■ EXERCISE MATERIAL ■

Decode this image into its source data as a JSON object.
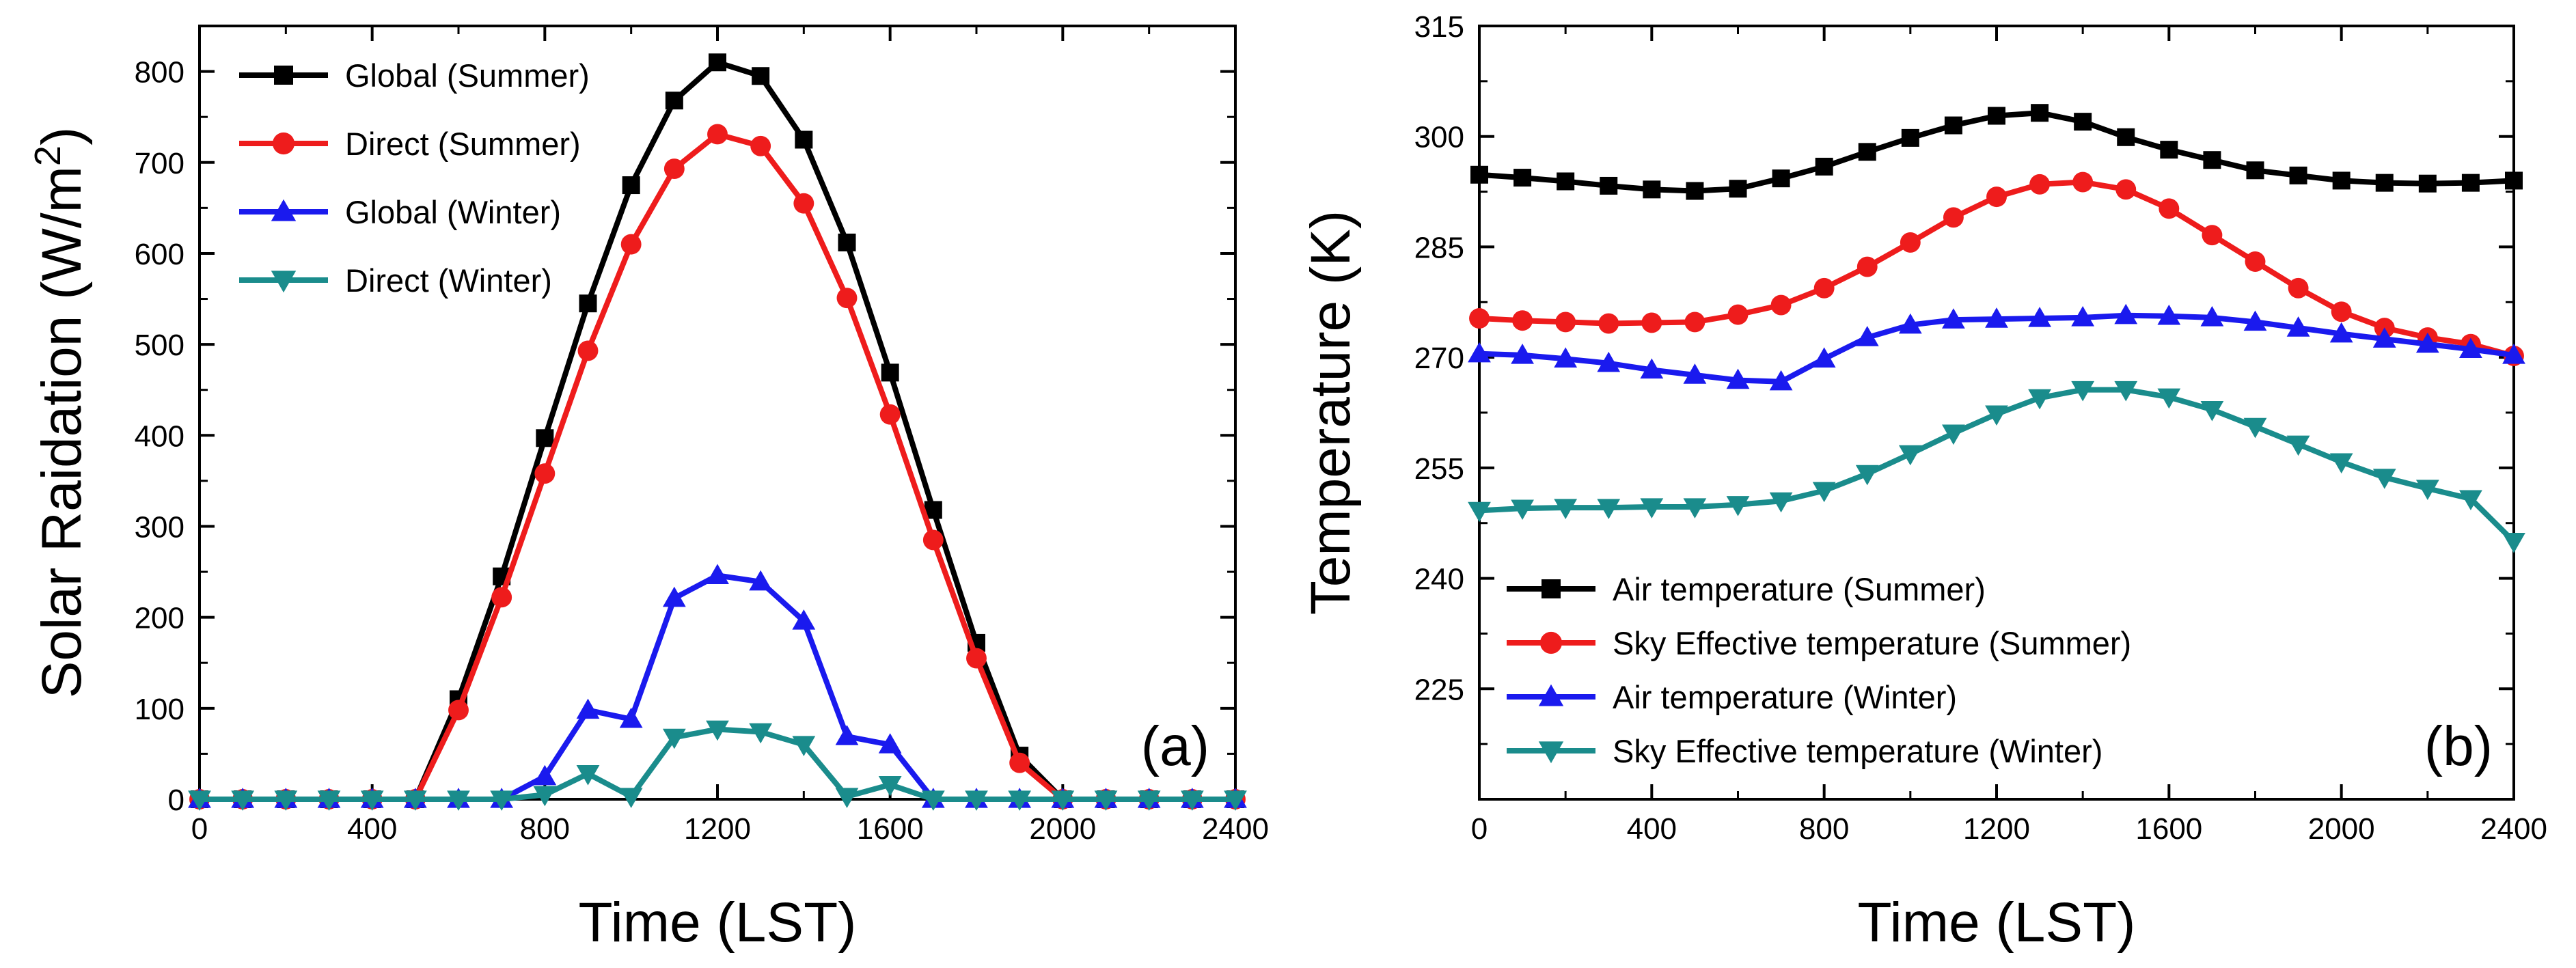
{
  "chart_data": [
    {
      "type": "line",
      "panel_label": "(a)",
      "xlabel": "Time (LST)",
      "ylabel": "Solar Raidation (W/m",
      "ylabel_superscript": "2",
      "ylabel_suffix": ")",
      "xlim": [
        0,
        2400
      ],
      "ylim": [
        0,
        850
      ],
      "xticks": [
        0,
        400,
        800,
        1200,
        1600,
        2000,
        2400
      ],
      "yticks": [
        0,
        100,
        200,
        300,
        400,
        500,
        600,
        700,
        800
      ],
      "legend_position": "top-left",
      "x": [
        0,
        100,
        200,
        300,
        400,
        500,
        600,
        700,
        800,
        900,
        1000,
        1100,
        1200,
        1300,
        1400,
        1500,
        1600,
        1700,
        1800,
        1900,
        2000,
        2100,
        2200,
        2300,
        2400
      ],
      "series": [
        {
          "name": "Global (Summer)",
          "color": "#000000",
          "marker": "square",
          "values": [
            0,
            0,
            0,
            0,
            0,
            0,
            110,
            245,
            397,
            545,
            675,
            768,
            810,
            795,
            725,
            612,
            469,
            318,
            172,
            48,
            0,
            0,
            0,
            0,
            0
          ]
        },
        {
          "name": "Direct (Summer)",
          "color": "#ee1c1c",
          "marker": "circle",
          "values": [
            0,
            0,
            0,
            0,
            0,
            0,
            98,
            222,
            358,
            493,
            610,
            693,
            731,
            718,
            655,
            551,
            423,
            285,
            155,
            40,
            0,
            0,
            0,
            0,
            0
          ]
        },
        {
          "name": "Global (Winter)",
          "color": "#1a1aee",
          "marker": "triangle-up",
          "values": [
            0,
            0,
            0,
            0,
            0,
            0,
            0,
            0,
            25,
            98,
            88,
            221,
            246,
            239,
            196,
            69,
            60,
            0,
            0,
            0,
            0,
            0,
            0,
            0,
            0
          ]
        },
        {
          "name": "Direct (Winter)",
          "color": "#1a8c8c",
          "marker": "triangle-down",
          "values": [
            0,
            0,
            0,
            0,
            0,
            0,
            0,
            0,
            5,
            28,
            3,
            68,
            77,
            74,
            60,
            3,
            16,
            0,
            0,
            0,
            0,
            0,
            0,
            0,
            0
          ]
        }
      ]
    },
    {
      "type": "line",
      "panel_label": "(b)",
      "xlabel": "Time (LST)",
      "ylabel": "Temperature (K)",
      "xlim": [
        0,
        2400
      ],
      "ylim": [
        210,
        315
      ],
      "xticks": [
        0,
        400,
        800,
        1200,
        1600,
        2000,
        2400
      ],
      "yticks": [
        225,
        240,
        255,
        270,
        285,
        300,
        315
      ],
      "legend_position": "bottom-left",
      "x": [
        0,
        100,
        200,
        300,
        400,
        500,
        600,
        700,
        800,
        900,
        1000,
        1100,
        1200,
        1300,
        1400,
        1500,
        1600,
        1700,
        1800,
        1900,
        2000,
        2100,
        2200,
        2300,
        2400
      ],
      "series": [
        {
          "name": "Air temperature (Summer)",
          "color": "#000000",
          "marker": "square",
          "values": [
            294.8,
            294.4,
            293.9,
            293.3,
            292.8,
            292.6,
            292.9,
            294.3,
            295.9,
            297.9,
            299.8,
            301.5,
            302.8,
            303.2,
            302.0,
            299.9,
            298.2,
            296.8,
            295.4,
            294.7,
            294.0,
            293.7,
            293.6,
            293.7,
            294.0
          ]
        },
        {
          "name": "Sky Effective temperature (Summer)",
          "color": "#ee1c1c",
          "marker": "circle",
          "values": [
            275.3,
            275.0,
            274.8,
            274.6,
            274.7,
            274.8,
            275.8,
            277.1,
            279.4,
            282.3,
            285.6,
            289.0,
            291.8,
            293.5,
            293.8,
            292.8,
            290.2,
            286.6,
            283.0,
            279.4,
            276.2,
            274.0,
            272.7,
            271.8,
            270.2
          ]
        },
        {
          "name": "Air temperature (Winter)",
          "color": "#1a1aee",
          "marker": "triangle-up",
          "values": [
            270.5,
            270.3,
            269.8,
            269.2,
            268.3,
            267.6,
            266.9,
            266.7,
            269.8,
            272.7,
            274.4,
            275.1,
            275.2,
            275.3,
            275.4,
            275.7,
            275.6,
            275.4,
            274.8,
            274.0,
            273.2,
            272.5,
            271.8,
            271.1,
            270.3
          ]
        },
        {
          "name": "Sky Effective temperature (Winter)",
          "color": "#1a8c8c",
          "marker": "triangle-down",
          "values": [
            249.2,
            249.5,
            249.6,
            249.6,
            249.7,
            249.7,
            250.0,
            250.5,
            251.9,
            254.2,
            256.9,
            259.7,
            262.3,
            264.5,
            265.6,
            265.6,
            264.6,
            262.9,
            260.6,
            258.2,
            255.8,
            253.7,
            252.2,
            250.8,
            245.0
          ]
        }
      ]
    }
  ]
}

■ JOB ■
Return the records exactly. Don't carry the pictures over.

■ REPLY ■
Decode this image into its source data as a JSON object.
{
  "chart_data": [
    {
      "type": "line",
      "panel_label": "(a)",
      "xlabel": "Time (LST)",
      "ylabel": "Solar Raidation (W/m",
      "ylabel_superscript": "2",
      "ylabel_suffix": ")",
      "xlim": [
        0,
        2400
      ],
      "ylim": [
        0,
        850
      ],
      "xticks": [
        0,
        400,
        800,
        1200,
        1600,
        2000,
        2400
      ],
      "yticks": [
        0,
        100,
        200,
        300,
        400,
        500,
        600,
        700,
        800
      ],
      "legend_position": "top-left",
      "x": [
        0,
        100,
        200,
        300,
        400,
        500,
        600,
        700,
        800,
        900,
        1000,
        1100,
        1200,
        1300,
        1400,
        1500,
        1600,
        1700,
        1800,
        1900,
        2000,
        2100,
        2200,
        2300,
        2400
      ],
      "series": [
        {
          "name": "Global (Summer)",
          "color": "#000000",
          "marker": "square",
          "values": [
            0,
            0,
            0,
            0,
            0,
            0,
            110,
            245,
            397,
            545,
            675,
            768,
            810,
            795,
            725,
            612,
            469,
            318,
            172,
            48,
            0,
            0,
            0,
            0,
            0
          ]
        },
        {
          "name": "Direct (Summer)",
          "color": "#ee1c1c",
          "marker": "circle",
          "values": [
            0,
            0,
            0,
            0,
            0,
            0,
            98,
            222,
            358,
            493,
            610,
            693,
            731,
            718,
            655,
            551,
            423,
            285,
            155,
            40,
            0,
            0,
            0,
            0,
            0
          ]
        },
        {
          "name": "Global (Winter)",
          "color": "#1a1aee",
          "marker": "triangle-up",
          "values": [
            0,
            0,
            0,
            0,
            0,
            0,
            0,
            0,
            25,
            98,
            88,
            221,
            246,
            239,
            196,
            69,
            60,
            0,
            0,
            0,
            0,
            0,
            0,
            0,
            0
          ]
        },
        {
          "name": "Direct (Winter)",
          "color": "#1a8c8c",
          "marker": "triangle-down",
          "values": [
            0,
            0,
            0,
            0,
            0,
            0,
            0,
            0,
            5,
            28,
            3,
            68,
            77,
            74,
            60,
            3,
            16,
            0,
            0,
            0,
            0,
            0,
            0,
            0,
            0
          ]
        }
      ]
    },
    {
      "type": "line",
      "panel_label": "(b)",
      "xlabel": "Time (LST)",
      "ylabel": "Temperature (K)",
      "xlim": [
        0,
        2400
      ],
      "ylim": [
        210,
        315
      ],
      "xticks": [
        0,
        400,
        800,
        1200,
        1600,
        2000,
        2400
      ],
      "yticks": [
        225,
        240,
        255,
        270,
        285,
        300,
        315
      ],
      "legend_position": "bottom-left",
      "x": [
        0,
        100,
        200,
        300,
        400,
        500,
        600,
        700,
        800,
        900,
        1000,
        1100,
        1200,
        1300,
        1400,
        1500,
        1600,
        1700,
        1800,
        1900,
        2000,
        2100,
        2200,
        2300,
        2400
      ],
      "series": [
        {
          "name": "Air temperature (Summer)",
          "color": "#000000",
          "marker": "square",
          "values": [
            294.8,
            294.4,
            293.9,
            293.3,
            292.8,
            292.6,
            292.9,
            294.3,
            295.9,
            297.9,
            299.8,
            301.5,
            302.8,
            303.2,
            302.0,
            299.9,
            298.2,
            296.8,
            295.4,
            294.7,
            294.0,
            293.7,
            293.6,
            293.7,
            294.0
          ]
        },
        {
          "name": "Sky Effective temperature (Summer)",
          "color": "#ee1c1c",
          "marker": "circle",
          "values": [
            275.3,
            275.0,
            274.8,
            274.6,
            274.7,
            274.8,
            275.8,
            277.1,
            279.4,
            282.3,
            285.6,
            289.0,
            291.8,
            293.5,
            293.8,
            292.8,
            290.2,
            286.6,
            283.0,
            279.4,
            276.2,
            274.0,
            272.7,
            271.8,
            270.2
          ]
        },
        {
          "name": "Air temperature (Winter)",
          "color": "#1a1aee",
          "marker": "triangle-up",
          "values": [
            270.5,
            270.3,
            269.8,
            269.2,
            268.3,
            267.6,
            266.9,
            266.7,
            269.8,
            272.7,
            274.4,
            275.1,
            275.2,
            275.3,
            275.4,
            275.7,
            275.6,
            275.4,
            274.8,
            274.0,
            273.2,
            272.5,
            271.8,
            271.1,
            270.3
          ]
        },
        {
          "name": "Sky Effective temperature (Winter)",
          "color": "#1a8c8c",
          "marker": "triangle-down",
          "values": [
            249.2,
            249.5,
            249.6,
            249.6,
            249.7,
            249.7,
            250.0,
            250.5,
            251.9,
            254.2,
            256.9,
            259.7,
            262.3,
            264.5,
            265.6,
            265.6,
            264.6,
            262.9,
            260.6,
            258.2,
            255.8,
            253.7,
            252.2,
            250.8,
            245.0
          ]
        }
      ]
    }
  ]
}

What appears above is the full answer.